Exercise requirements: Could you write out the records below exactly as they appear?

-------- Supplied material --------

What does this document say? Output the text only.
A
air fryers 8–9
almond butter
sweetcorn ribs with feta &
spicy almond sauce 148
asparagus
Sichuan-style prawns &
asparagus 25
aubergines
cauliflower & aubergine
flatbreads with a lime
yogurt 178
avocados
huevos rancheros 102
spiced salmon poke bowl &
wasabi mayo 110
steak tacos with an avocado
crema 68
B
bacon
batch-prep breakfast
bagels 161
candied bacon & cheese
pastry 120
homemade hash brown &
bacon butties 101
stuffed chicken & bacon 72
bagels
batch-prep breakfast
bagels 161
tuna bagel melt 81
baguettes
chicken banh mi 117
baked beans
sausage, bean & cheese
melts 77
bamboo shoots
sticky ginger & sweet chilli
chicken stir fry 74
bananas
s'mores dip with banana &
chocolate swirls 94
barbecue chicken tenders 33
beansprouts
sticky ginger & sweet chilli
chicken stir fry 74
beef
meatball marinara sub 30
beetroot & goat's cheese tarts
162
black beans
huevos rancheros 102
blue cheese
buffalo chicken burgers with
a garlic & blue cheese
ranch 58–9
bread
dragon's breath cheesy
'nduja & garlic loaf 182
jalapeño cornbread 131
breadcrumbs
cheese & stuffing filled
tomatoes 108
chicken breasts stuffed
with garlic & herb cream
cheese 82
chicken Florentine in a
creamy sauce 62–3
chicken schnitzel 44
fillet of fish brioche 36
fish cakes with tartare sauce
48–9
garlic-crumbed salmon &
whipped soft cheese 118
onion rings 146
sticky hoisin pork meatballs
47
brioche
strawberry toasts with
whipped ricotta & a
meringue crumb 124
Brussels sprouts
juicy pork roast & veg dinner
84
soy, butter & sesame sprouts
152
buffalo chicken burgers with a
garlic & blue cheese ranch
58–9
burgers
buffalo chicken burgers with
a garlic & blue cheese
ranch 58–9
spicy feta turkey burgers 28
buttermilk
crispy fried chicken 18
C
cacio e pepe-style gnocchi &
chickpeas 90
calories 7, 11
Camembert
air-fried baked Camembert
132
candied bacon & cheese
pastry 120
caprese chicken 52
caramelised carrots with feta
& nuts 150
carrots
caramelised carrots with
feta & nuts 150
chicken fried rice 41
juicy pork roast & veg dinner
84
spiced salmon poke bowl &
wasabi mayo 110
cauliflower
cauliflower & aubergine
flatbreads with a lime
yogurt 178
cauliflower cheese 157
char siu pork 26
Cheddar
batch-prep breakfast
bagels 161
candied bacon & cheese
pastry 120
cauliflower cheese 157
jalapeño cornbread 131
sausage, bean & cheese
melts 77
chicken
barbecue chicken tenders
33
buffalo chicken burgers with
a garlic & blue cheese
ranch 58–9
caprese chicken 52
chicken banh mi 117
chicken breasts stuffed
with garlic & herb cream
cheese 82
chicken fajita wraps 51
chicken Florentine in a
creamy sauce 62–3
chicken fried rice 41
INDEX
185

--------

Full response:
What does this document say? Output the text only.
A
air fryers 8–9
almond butter
sweetcorn ribs with feta &
spicy almond sauce 148
asparagus
Sichuan-style prawns &
asparagus 25
aubergines
cauliflower & aubergine
flatbreads with a lime
yogurt 178
avocados
huevos rancheros 102
spiced salmon poke bowl &
wasabi mayo 110
steak tacos with an avocado
crema 68
B
bacon
batch-prep breakfast
bagels 161
candied bacon & cheese
pastry 120
homemade hash brown &
bacon butties 101
stuffed chicken & bacon 72
bagels
batch-prep breakfast
bagels 161
tuna bagel melt 81
baguettes
chicken banh mi 117
baked beans
sausage, bean & cheese
melts 77
bamboo shoots
sticky ginger & sweet chilli
chicken stir fry 74
bananas
s'mores dip with banana &
chocolate swirls 94
barbecue chicken tenders 33
beansprouts
sticky ginger & sweet chilli
chicken stir fry 74
beef
meatball marinara sub 30
beetroot & goat's cheese tarts
162
black beans
huevos rancheros 102
blue cheese
buffalo chicken burgers with
a garlic & blue cheese
ranch 58–9
bread
dragon's breath cheesy
'nduja & garlic loaf 182
jalapeño cornbread 131
breadcrumbs
cheese & stuffing filled
tomatoes 108
chicken breasts stuffed
with garlic & herb cream
cheese 82
chicken Florentine in a
creamy sauce 62–3
chicken schnitzel 44
fillet of fish brioche 36
fish cakes with tartare sauce
48–9
garlic-crumbed salmon &
whipped soft cheese 118
onion rings 146
sticky hoisin pork meatballs
47
brioche
strawberry toasts with
whipped ricotta & a
meringue crumb 124
Brussels sprouts
juicy pork roast & veg dinner
84
soy, butter & sesame sprouts
152
buffalo chicken burgers with a
garlic & blue cheese ranch
58–9
burgers
buffalo chicken burgers with
a garlic & blue cheese
ranch 58–9
spicy feta turkey burgers 28
buttermilk
crispy fried chicken 18
C
cacio e pepe-style gnocchi &
chickpeas 90
calories 7, 11
Camembert
air-fried baked Camembert
132
candied bacon & cheese
pastry 120
caprese chicken 52
caramelised carrots with feta
& nuts 150
carrots
caramelised carrots with
feta & nuts 150
chicken fried rice 41
juicy pork roast & veg dinner
84
spiced salmon poke bowl &
wasabi mayo 110
cauliflower
cauliflower & aubergine
flatbreads with a lime
yogurt 178
cauliflower cheese 157
char siu pork 26
Cheddar
batch-prep breakfast
bagels 161
candied bacon & cheese
pastry 120
cauliflower cheese 157
jalapeño cornbread 131
sausage, bean & cheese
melts 77
chicken
barbecue chicken tenders
33
buffalo chicken burgers with
a garlic & blue cheese
ranch 58–9
caprese chicken 52
chicken banh mi 117
chicken breasts stuffed
with garlic & herb cream
cheese 82
chicken fajita wraps 51
chicken Florentine in a
creamy sauce 62–3
chicken fried rice 41
INDEX
185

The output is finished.